## Goal:
Locate the lines of the listing below that hold "color", then copy each of them.

## Task input:
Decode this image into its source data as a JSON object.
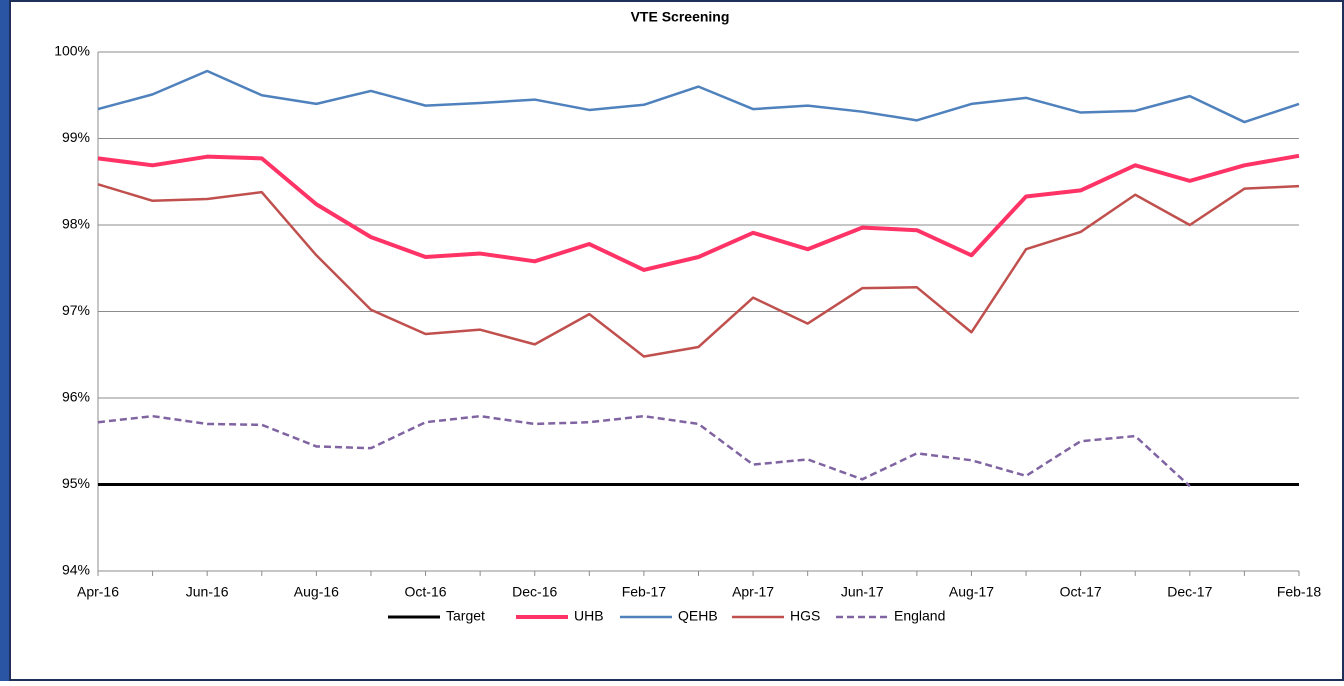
{
  "chart_data": {
    "type": "line",
    "title": "VTE Screening",
    "categories": [
      "Apr-16",
      null,
      "Jun-16",
      null,
      "Aug-16",
      null,
      "Oct-16",
      null,
      "Dec-16",
      null,
      "Feb-17",
      null,
      "Apr-17",
      null,
      "Jun-17",
      null,
      "Aug-17",
      null,
      "Oct-17",
      null,
      "Dec-17",
      null,
      "Feb-18"
    ],
    "series": [
      {
        "name": "Target",
        "color": "#000000",
        "width": 3,
        "dash": false,
        "values": [
          95,
          95,
          95,
          95,
          95,
          95,
          95,
          95,
          95,
          95,
          95,
          95,
          95,
          95,
          95,
          95,
          95,
          95,
          95,
          95,
          95,
          95,
          95
        ]
      },
      {
        "name": "UHB",
        "color": "#ff3366",
        "width": 4,
        "dash": false,
        "values": [
          98.77,
          98.69,
          98.79,
          98.77,
          98.24,
          97.86,
          97.63,
          97.67,
          97.58,
          97.78,
          97.48,
          97.63,
          97.91,
          97.72,
          97.97,
          97.94,
          97.65,
          98.33,
          98.4,
          98.69,
          98.51,
          98.69,
          98.8
        ]
      },
      {
        "name": "QEHB",
        "color": "#4f81bd",
        "width": 2.5,
        "dash": false,
        "values": [
          99.34,
          99.51,
          99.78,
          99.5,
          99.4,
          99.55,
          99.38,
          99.41,
          99.45,
          99.33,
          99.39,
          99.6,
          99.34,
          99.38,
          99.31,
          99.21,
          99.4,
          99.47,
          99.3,
          99.32,
          99.49,
          99.19,
          99.4
        ]
      },
      {
        "name": "HGS",
        "color": "#c0504d",
        "width": 2.5,
        "dash": false,
        "values": [
          98.47,
          98.28,
          98.3,
          98.38,
          97.65,
          97.02,
          96.74,
          96.79,
          96.62,
          96.97,
          96.48,
          96.59,
          97.16,
          96.86,
          97.27,
          97.28,
          96.76,
          97.72,
          97.92,
          98.35,
          98.0,
          98.42,
          98.45
        ]
      },
      {
        "name": "England",
        "color": "#8064a2",
        "width": 2.5,
        "dash": true,
        "values": [
          95.72,
          95.79,
          95.7,
          95.69,
          95.44,
          95.42,
          95.72,
          95.79,
          95.7,
          95.72,
          95.79,
          95.7,
          95.23,
          95.29,
          95.06,
          95.36,
          95.28,
          95.1,
          95.5,
          95.56,
          94.98,
          null,
          null
        ]
      }
    ],
    "ylim": [
      94,
      100
    ],
    "yticks": [
      {
        "value": 94,
        "label": "94%"
      },
      {
        "value": 95,
        "label": "95%"
      },
      {
        "value": 96,
        "label": "96%"
      },
      {
        "value": 97,
        "label": "97%"
      },
      {
        "value": 98,
        "label": "98%"
      },
      {
        "value": 99,
        "label": "99%"
      },
      {
        "value": 100,
        "label": "100%"
      }
    ],
    "grid": true,
    "legend": "bottom"
  }
}
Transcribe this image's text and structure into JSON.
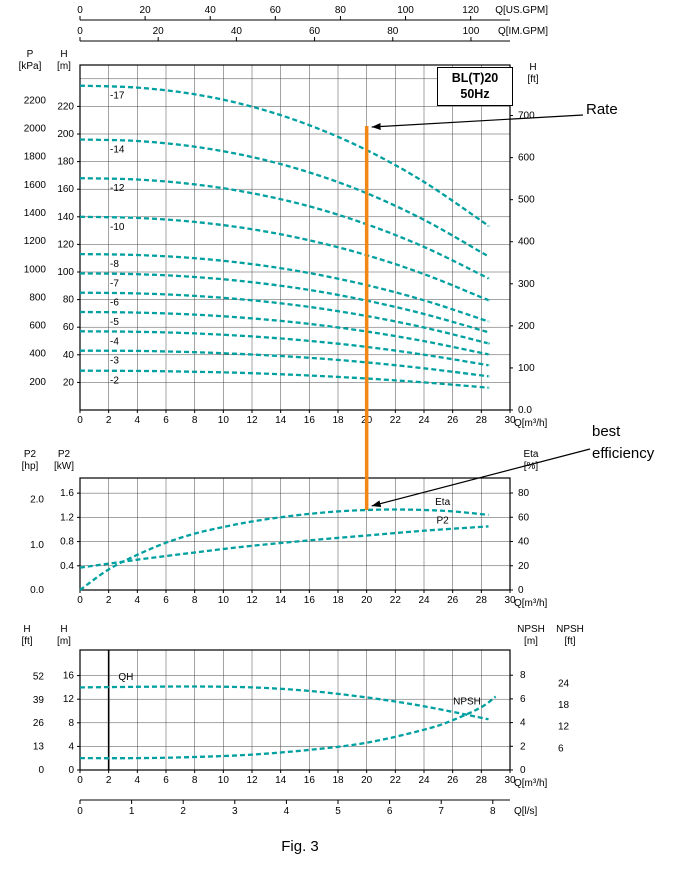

## Solution for this exercise:
        "color": "#000000",
        "color": "#ff3366",
        "color": "#4f81bd",
        "color": "#c0504d",
        "color": "#8064a2",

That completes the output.